§ **Stated task**:
Among the records below, find each line that includes the string "screenshot" and copy it.

..............................

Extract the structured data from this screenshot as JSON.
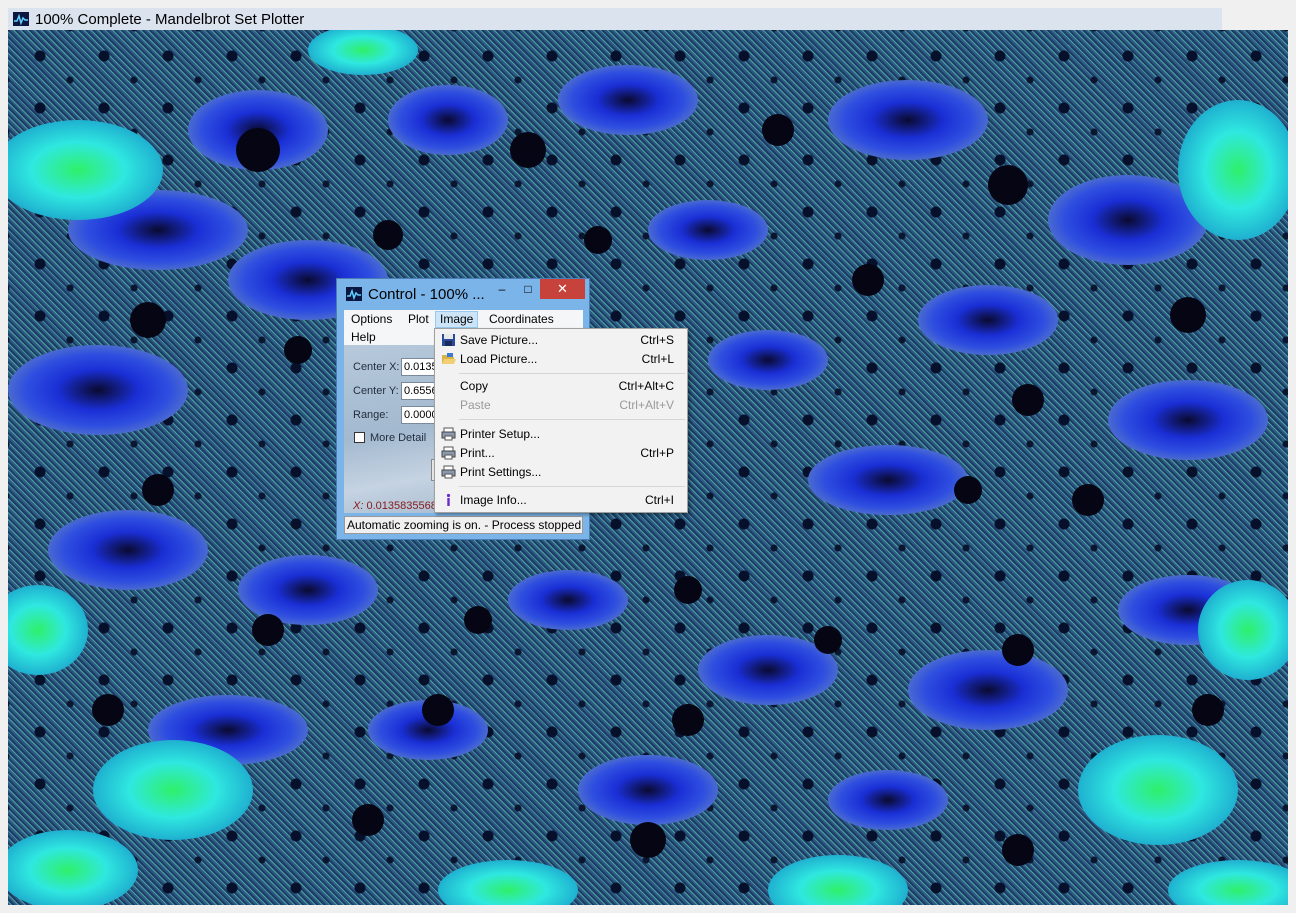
{
  "main_window": {
    "title": "100% Complete - Mandelbrot Set Plotter",
    "icon": "mandelbrot-app-icon"
  },
  "control_window": {
    "title": "Control - 100% ...",
    "caption_buttons": {
      "minimize": "–",
      "maximize": "□",
      "close": "✕"
    },
    "menu": {
      "options": "Options",
      "plot": "Plot",
      "image": "Image",
      "coordinates": "Coordinates",
      "help": "Help"
    },
    "fields": {
      "center_x_label": "Center X:",
      "center_x_value": "0.0135",
      "center_y_label": "Center Y:",
      "center_y_value": "0.6556",
      "range_label": "Range:",
      "range_value": "0.0000",
      "more_detail_label": "More Detail",
      "more_detail_checked": false
    },
    "coord_readout": {
      "axis": "X:",
      "value": "0.0135835568"
    },
    "status": "Automatic zooming is on. - Process stopped."
  },
  "image_menu": {
    "items": [
      {
        "label": "Save Picture...",
        "shortcut": "Ctrl+S",
        "icon": "floppy-disk-icon",
        "enabled": true
      },
      {
        "label": "Load Picture...",
        "shortcut": "Ctrl+L",
        "icon": "open-folder-icon",
        "enabled": true
      },
      {
        "label": "Copy",
        "shortcut": "Ctrl+Alt+C",
        "enabled": true
      },
      {
        "label": "Paste",
        "shortcut": "Ctrl+Alt+V",
        "enabled": false
      },
      {
        "label": "Printer Setup...",
        "shortcut": "",
        "icon": "printer-icon",
        "enabled": true
      },
      {
        "label": "Print...",
        "shortcut": "Ctrl+P",
        "icon": "printer-icon",
        "enabled": true
      },
      {
        "label": "Print Settings...",
        "shortcut": "",
        "icon": "printer-icon",
        "enabled": true
      },
      {
        "label": "Image Info...",
        "shortcut": "Ctrl+I",
        "icon": "info-icon",
        "enabled": true
      }
    ]
  },
  "colors": {
    "titlebar_active": "#7ab4e8",
    "close_button": "#c7423a",
    "menu_highlight": "#cce4f7",
    "fractal_blue": "#1a2fd6",
    "fractal_cyan": "#2fe8e0",
    "fractal_green": "#2ff06a"
  }
}
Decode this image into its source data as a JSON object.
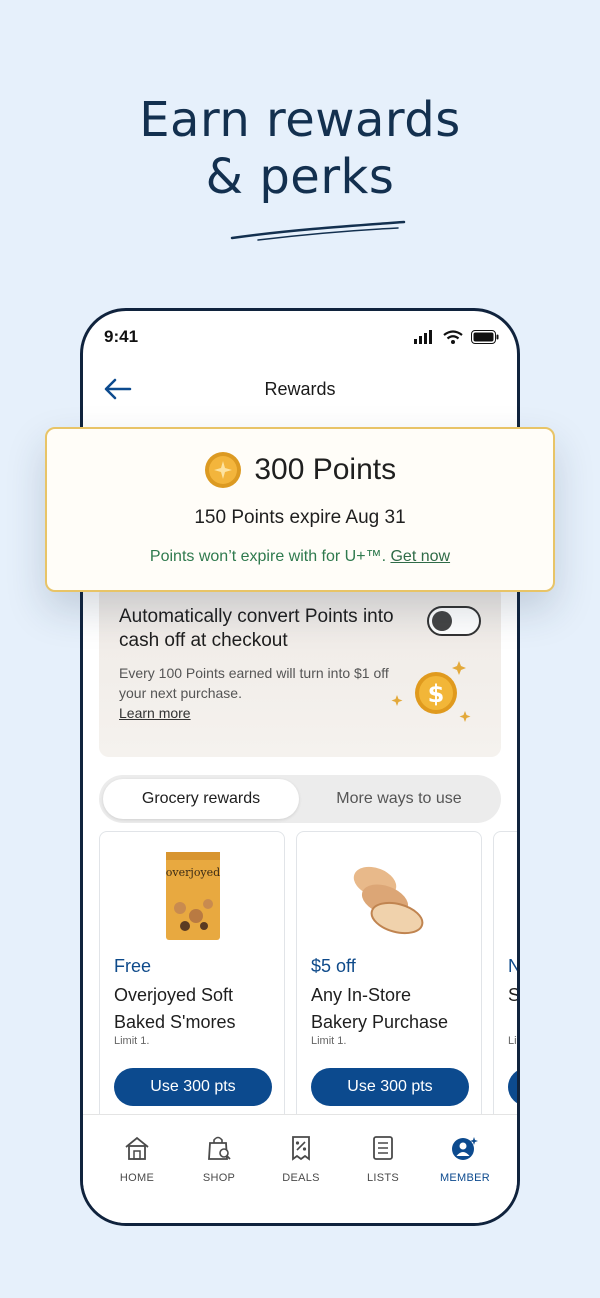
{
  "headline": {
    "line1": "Earn rewards",
    "line2": "& perks"
  },
  "status": {
    "time": "9:41"
  },
  "header": {
    "title": "Rewards"
  },
  "points_card": {
    "points": "300 Points",
    "expire_count": "150 Points",
    "expire_text": "expire Aug 31",
    "promo_text": "Points won’t expire with for U+™.",
    "promo_link": "Get now"
  },
  "convert": {
    "title": "Automatically convert Points into cash off at checkout",
    "description": "Every 100 Points earned will turn into $1 off your next purchase.",
    "learn_more": "Learn more",
    "toggle_on": false
  },
  "tabs": [
    {
      "label": "Grocery rewards",
      "active": true
    },
    {
      "label": "More ways to use",
      "active": false
    }
  ],
  "rewards": [
    {
      "deal": "Free",
      "name": "Overjoyed Soft Baked S'mores",
      "limit": "Limit 1.",
      "button": "Use 300 pts",
      "image": "cookie-bag-image"
    },
    {
      "deal": "$5 off",
      "name": "Any In-Store Bakery Purchase",
      "limit": "Limit 1.",
      "button": "Use 300 pts",
      "image": "bread-image"
    },
    {
      "deal": "N",
      "name": "S m",
      "limit": "Li",
      "button": "",
      "image": ""
    }
  ],
  "bottom_nav": [
    {
      "label": "HOME",
      "icon": "home-icon"
    },
    {
      "label": "SHOP",
      "icon": "shop-bag-icon"
    },
    {
      "label": "DEALS",
      "icon": "deals-tag-icon"
    },
    {
      "label": "LISTS",
      "icon": "list-icon"
    },
    {
      "label": "MEMBER",
      "icon": "member-icon",
      "active": true
    }
  ],
  "colors": {
    "brand_blue": "#0c4a8e",
    "gold": "#e8c467",
    "headline": "#13304f",
    "promo_green": "#2f7a4e"
  }
}
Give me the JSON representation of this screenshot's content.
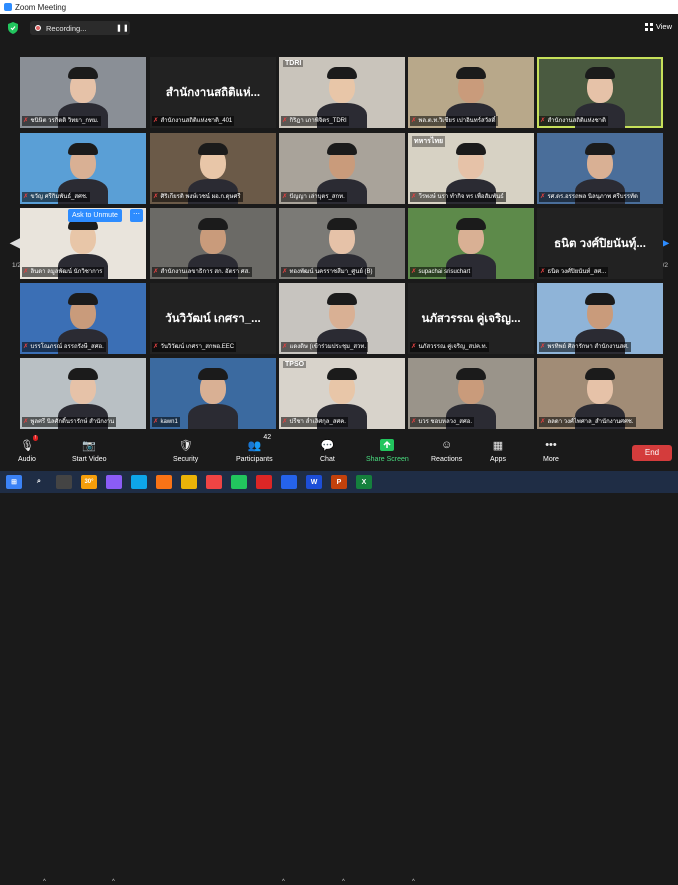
{
  "window": {
    "title": "Zoom Meeting"
  },
  "topbar": {
    "recording_label": "Recording...",
    "pause_glyph": "❚❚",
    "view_label": "View"
  },
  "tiles": [
    {
      "label": "ชนิษิต วรกิตติ วิทยา_กทม.",
      "name_only": false
    },
    {
      "label": "สำนักงานสถิติแห่งชาติ_401",
      "name_only": true,
      "big": "สำนักงานสถิติแห่..."
    },
    {
      "label": "กิริฎา เภาพิจิตร_TDRI",
      "name_only": false,
      "logo": "TDRI"
    },
    {
      "label": "พล.ต.ท.วิเชียร เปาอินทร์สวัสดิ์",
      "name_only": false
    },
    {
      "label": "สำนักงานสถิติแห่งชาติ",
      "name_only": false,
      "active": true
    },
    {
      "label": "ขวัญ ศรีกิมพันธ์_สศช.",
      "name_only": false
    },
    {
      "label": "ศิริเกียรติ พงษ์เวชน์ ผอ.ก.ดุษศรี",
      "name_only": false
    },
    {
      "label": "ปัญญา เล่าบุตร_สกท.",
      "name_only": false
    },
    {
      "label": "วีรพงษ์ นรา ทำกิจ ทร เพื่อสัมพันธ์",
      "name_only": false,
      "logo": "ทหารไทย"
    },
    {
      "label": "รศ.ดร.อรรถพล นิลนุภาพ ศรีบรรทัด",
      "name_only": false
    },
    {
      "label": "ลินดา ลมูลพัฒน์ นักวิชาการ",
      "name_only": false,
      "ask": true
    },
    {
      "label": "สำนักงานเลขาธิการ สก. อัตรา ศส.",
      "name_only": false
    },
    {
      "label": "ทองพัฒน์ นครราชสีมา_ศูนย์ (B)",
      "name_only": false
    },
    {
      "label": "supachai srisuchart",
      "name_only": false
    },
    {
      "label": "ธนิต วงศ์ปิยนันท์_สศ...",
      "name_only": true,
      "big": "ธนิต วงศ์ปิยนันท์ุ..."
    },
    {
      "label": "บรรโณภรณ์ อรรถรังษี_สศอ.",
      "name_only": false
    },
    {
      "label": "วันวิวัฒน์ เกศรา_สกพอ.EEC",
      "name_only": true,
      "big": "วันวิวัฒน์ เกศรา_..."
    },
    {
      "label": "แดงดิษ (เข้าร่วมประชุม_สวท.",
      "name_only": false
    },
    {
      "label": "นภัสวรรณ คู่เจริญ_สปค.ท.",
      "name_only": true,
      "big": "นภัสวรรณ คู่เจริญ..."
    },
    {
      "label": "พรทิพย์ ศิลารักษา สำนักงานสศ.",
      "name_only": false
    },
    {
      "label": "พูลศรี นิลศักดิ์นรารักษ์ สำนักงาน",
      "name_only": false
    },
    {
      "label": "kawn1",
      "name_only": false
    },
    {
      "label": "ปรีชา ล่ำเลิศกุล_สศค.",
      "name_only": false,
      "logo": "TPSO"
    },
    {
      "label": "บวร ชอบหลวง_สศอ.",
      "name_only": false
    },
    {
      "label": "ลลดา วงศ์ไพศาล_สำนักงานศศช.",
      "name_only": false
    }
  ],
  "pagination": {
    "left": "1/2",
    "right": "1/2"
  },
  "ask_button": {
    "label": "Ask to Unmute",
    "more": "⋯"
  },
  "toolbar": {
    "audio": "Audio",
    "video": "Start Video",
    "security": "Security",
    "participants": "Participants",
    "participants_count": "42",
    "chat": "Chat",
    "share": "Share Screen",
    "reactions": "Reactions",
    "apps": "Apps",
    "more": "More",
    "end": "End"
  },
  "taskbar": {
    "weather": "30°"
  }
}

..............................

§ **Output of the exercise**:
Extract the structured data from this screenshot as JSON.
Give me the JSON representation of this screenshot's content.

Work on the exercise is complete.